== Extract

Comment 13 for bug 1081104

Revision history for this message
Paul Everitt (paul-agendaless) wrote : Re: [Bug 1081104] Investigate switching from doctotext to a supported extractor

I think we're not going to consider anything that requires a server process. I had the impression when watching it run that it started pretty fast.

--Paul

On Mar 27, 2013, at 3:34 PM, Chris Rossi <email address hidden> wrote:

> Theune says what he showed you was LibreOffice, using the CLI. I'll
> play with it and see how it does. Seems to be a very heavy weight tool,
> a big process needs to load before it can do anything. So we might be
> looking at long extract times that would require us to use a queue and a
> separate thread or process to do the text extraction offline, so we
> don't slow down user HTTP requests. I
>
> --
> You received this bug notification because you are subscribed to KARL3.
> https://bugs.launchpad.net/bugs/1081104
>
> Title:
> Investigate switching from doctotext to a supported extractor
>
> Status in KARL3:
> Confirmed
>
> Bug description:
> Hi!
>
> we see a lot of errors of the following form in our KARL error
> monitor:
>
> Tue Nov 20 05:32:47 2012 ERROR mailin Error converting file
> /tmp/tmp46IR1W
>
> Error converting file /tmp/tmp46IR1W
>
> Traceback (most recent call last):
> File "/srv/multikarl/production/12/eggs/karl-3.99-py2.6.egg/karl/content/models/adapters.py", line 116, in _extract_file_data
> mimetype=context.mimetype)

====
== The data

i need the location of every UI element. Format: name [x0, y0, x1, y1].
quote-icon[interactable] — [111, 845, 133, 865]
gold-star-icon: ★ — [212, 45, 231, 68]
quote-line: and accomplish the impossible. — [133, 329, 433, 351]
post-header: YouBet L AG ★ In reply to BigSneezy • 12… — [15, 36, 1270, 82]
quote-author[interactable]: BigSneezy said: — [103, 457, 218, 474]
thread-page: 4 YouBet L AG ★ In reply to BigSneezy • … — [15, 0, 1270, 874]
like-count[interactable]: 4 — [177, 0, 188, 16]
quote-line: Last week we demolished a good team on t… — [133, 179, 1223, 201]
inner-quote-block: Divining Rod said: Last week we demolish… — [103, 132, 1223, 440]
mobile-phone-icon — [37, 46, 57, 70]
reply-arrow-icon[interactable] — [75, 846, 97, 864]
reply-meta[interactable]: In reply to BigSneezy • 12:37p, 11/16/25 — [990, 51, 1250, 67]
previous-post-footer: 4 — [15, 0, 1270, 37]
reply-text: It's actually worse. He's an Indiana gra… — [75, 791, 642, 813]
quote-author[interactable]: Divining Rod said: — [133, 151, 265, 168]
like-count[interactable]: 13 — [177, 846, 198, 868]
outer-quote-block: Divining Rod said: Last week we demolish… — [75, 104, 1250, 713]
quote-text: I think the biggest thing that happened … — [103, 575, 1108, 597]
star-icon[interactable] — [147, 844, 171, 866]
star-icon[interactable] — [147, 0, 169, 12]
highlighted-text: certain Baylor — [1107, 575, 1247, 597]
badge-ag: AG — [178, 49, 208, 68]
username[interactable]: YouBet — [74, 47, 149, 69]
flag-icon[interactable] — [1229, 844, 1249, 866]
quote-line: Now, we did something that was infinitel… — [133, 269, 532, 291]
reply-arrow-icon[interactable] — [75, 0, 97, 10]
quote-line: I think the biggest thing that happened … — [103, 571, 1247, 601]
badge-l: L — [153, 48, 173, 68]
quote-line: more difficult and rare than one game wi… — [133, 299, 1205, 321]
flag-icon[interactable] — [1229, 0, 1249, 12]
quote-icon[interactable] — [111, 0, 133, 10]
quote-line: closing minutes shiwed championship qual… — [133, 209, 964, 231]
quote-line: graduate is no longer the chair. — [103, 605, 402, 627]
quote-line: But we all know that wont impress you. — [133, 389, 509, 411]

====

* Aim 1: Update the bug comment by writing out everything from "Revision history for" down to "started pretty fast.", with "server process" replaced by "background service".
* Aim 2: Retype the region boundary records character for character, everything from the start of the records down to and including the line that contains "reply-arrow-icon[interactable] — [75, 846, 97, 864]".

* Reply 1:
Revision history for this message
Paul Everitt (paul-agendaless) wrote : Re: [Bug 1081104] Investigate switching from doctotext to a supported extractor

I think we're not going to consider anything that requires a background service. I had the impression when watching it run that it started pretty fast.

* Reply 2:
i need the location of every UI element. Format: name [x0, y0, x1, y1].
quote-icon[interactable] — [111, 845, 133, 865]
gold-star-icon: ★ — [212, 45, 231, 68]
quote-line: and accomplish the impossible. — [133, 329, 433, 351]
post-header: YouBet L AG ★ In reply to BigSneezy • 12… — [15, 36, 1270, 82]
quote-author[interactable]: BigSneezy said: — [103, 457, 218, 474]
thread-page: 4 YouBet L AG ★ In reply to BigSneezy • … — [15, 0, 1270, 874]
like-count[interactable]: 4 — [177, 0, 188, 16]
quote-line: Last week we demolished a good team on t… — [133, 179, 1223, 201]
inner-quote-block: Divining Rod said: Last week we demolish… — [103, 132, 1223, 440]
mobile-phone-icon — [37, 46, 57, 70]
reply-arrow-icon[interactable] — [75, 846, 97, 864]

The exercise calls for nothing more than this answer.